Strange Parallels explores the possibilities of envisioning a meta-narrative of parallel sociopolitical developments in Europe, continental Asia, and maritime Asia from the premodern to early modern era. To anchor this macro-level exploration, Lieberman uses the historical experiences of mainland Southeast Asia, namely those of North Vietnam, Burma, Thailand, and Cambodia (or Khmer), to formulate a framework upon which a broad developmental trajectory may be explicated. In narrating the nature of agrarian and commercial expansion and consolidation in the key states of Eurasia, Lieberman attempts to demonstrate their impact on such key forces as culture, society and psychology, and social integration, and the consequent effects that these forces had in generating an integrative force in the societies in question. This framework, elaborated in detail in volume 1, is imposed in the present volume upon the case studies of France, Russia, China, India, Japan, and island Southeast Asia to test the viability of the notion of similitude in the developmental processes of the large sociopolitical developments in disparate regions of the old world.

══════════════════════════════

* To be done *
A - According to the passage on Strange Parallels, why does Lieberman draw on the historical experiences of North Vietnam, Burma, Thailand, and Cambodia? Please answer in one to three sentences.
B - Pick up the passage on Strange Parallels after its final sentence and carry it forward.
The data placed after this passage is separate material with no connection to it.

* Record set *
══════════════════════════════

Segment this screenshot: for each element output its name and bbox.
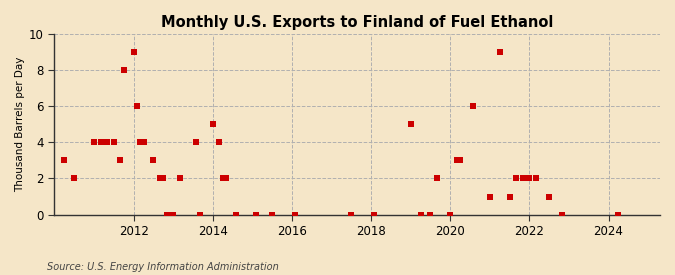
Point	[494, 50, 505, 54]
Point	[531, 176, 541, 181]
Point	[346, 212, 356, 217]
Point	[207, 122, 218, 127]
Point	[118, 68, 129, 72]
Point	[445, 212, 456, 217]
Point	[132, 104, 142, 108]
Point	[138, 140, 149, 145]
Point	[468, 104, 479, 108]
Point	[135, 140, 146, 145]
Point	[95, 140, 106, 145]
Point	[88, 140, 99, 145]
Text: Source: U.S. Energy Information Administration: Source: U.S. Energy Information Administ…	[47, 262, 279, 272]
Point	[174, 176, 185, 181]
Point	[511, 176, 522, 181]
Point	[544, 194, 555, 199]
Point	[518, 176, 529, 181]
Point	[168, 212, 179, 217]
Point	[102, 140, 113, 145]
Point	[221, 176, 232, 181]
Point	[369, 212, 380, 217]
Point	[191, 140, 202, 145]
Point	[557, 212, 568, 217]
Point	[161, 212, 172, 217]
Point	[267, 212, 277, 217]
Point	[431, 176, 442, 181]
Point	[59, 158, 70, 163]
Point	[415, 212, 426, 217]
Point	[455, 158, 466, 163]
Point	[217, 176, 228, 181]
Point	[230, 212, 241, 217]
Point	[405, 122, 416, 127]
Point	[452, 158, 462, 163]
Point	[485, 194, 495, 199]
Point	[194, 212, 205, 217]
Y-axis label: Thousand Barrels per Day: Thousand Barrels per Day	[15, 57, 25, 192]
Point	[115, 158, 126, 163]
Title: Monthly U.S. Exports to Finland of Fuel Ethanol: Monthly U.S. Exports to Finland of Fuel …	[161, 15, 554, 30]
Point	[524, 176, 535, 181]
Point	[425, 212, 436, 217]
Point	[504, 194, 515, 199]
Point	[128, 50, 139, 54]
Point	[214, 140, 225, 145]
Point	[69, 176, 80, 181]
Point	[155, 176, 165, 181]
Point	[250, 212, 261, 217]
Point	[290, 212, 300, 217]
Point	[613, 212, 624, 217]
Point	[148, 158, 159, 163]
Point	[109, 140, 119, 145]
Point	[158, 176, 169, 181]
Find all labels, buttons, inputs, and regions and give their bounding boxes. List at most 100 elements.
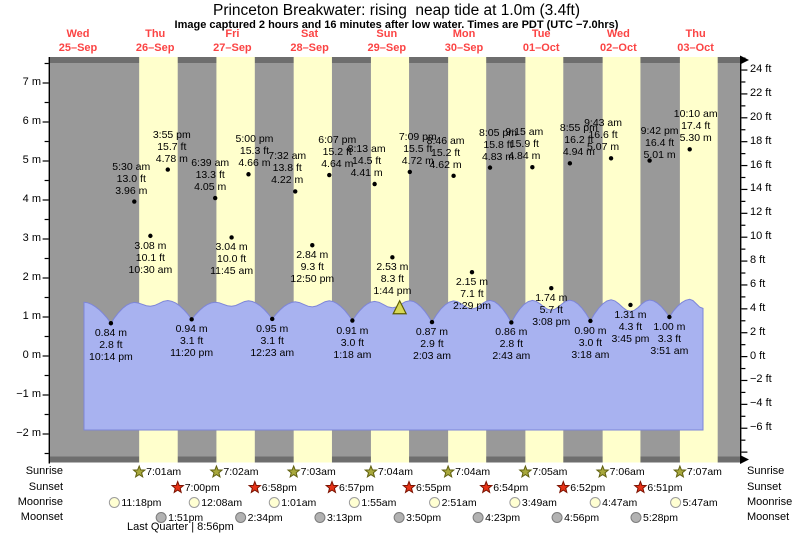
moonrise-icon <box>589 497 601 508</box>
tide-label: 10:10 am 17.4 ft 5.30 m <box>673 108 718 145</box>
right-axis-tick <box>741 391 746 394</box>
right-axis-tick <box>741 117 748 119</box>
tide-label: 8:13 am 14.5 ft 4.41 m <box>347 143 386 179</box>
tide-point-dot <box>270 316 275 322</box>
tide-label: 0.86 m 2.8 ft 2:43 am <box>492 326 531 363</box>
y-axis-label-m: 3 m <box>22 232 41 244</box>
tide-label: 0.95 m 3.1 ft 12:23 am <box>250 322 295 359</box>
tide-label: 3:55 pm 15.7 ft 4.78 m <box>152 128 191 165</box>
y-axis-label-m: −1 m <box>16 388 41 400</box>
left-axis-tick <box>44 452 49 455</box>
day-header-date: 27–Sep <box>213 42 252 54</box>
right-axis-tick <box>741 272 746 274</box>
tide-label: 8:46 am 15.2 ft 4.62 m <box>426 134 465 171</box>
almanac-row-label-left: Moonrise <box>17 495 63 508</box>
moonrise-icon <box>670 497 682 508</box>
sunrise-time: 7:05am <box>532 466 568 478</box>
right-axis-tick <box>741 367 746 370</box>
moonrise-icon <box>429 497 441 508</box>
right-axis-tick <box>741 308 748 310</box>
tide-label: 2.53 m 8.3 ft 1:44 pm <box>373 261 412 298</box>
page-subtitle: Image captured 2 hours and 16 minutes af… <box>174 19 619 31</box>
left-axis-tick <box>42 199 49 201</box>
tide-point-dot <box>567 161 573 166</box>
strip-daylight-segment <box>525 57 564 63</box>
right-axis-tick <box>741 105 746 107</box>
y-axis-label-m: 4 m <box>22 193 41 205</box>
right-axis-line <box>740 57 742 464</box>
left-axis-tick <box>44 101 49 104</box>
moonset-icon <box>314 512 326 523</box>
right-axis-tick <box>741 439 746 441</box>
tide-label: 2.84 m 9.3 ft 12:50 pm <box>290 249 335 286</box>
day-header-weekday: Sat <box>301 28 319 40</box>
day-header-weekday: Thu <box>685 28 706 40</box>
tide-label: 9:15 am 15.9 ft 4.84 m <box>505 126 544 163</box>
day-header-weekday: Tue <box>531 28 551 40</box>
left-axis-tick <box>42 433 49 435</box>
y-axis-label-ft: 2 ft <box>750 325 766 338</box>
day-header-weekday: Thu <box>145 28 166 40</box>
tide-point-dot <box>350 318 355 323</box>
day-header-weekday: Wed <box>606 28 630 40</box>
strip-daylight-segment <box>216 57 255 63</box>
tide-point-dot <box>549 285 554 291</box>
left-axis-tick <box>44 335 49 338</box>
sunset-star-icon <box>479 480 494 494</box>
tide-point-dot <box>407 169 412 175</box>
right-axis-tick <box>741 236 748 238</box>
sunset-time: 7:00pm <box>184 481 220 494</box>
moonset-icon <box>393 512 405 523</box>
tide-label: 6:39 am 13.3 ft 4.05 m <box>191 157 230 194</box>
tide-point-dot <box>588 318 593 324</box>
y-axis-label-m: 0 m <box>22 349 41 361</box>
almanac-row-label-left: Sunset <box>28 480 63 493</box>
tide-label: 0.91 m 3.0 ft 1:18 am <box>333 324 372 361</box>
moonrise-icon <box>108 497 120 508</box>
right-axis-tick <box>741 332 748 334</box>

══════════════════════════════

* Expected results *
A - Lieberman uses them to anchor his macro-level exploration of parallel sociopolitical developments across Europe, continental Asia, and maritime Asia. From these mainland Southeast Asian cases, he formulates a framework for explaining a broad developmental trajectory.

B -
Lieberman argues that the case studies, representative of the regions in which they are located, all follow the same general developmental trajectory, characterized by the move from point A, that of a charter polity, to point B, that of a consolidated state with extensive territorial holdings, a unified body politic, and a coherent state apparatus. He argues that between 800 and 1830 C.E., all the major societies of the old world developed along this trajectory, arriving at the same terminus state, with inherently similar structural characteristics, by the nineteenth century. This universal experience is mitigated, as evident from the case studies explored in the volume, by the uniqueness of their historical experiences in such areas as the number of cycles of consolidation and fragmentation, the details of the characteristics of the institutions that are developed, and the extent of their territorial holdings. These differences are dependent on circumstantial factors, such as the external economy, external interaction, and external threats, the extent to which are determined by the geographical locations of the case studies, either in exposed zones that are subject to substantial external influence, or protected zones that are buffered from substantial external interactions and contact. [End Page 822]

The title of the present volume is a little of a misnomer, in that Southeast Asia features almost as an appendix to the much larger discourse of world history. On its own, this volume may come across as a little deterministic, as well as abridged, to be justified as a substantive contribution to our understanding of Europe, continental Asia, and maritime Asia. This, however, is not the intention of Lieberman. To truly understand and appreciate Lieberman's arguments, this volume has to be read in conjunction with volume 1, a point noted by Liam C. Kelley in his review of Lieberman's earlier volume published in this journal.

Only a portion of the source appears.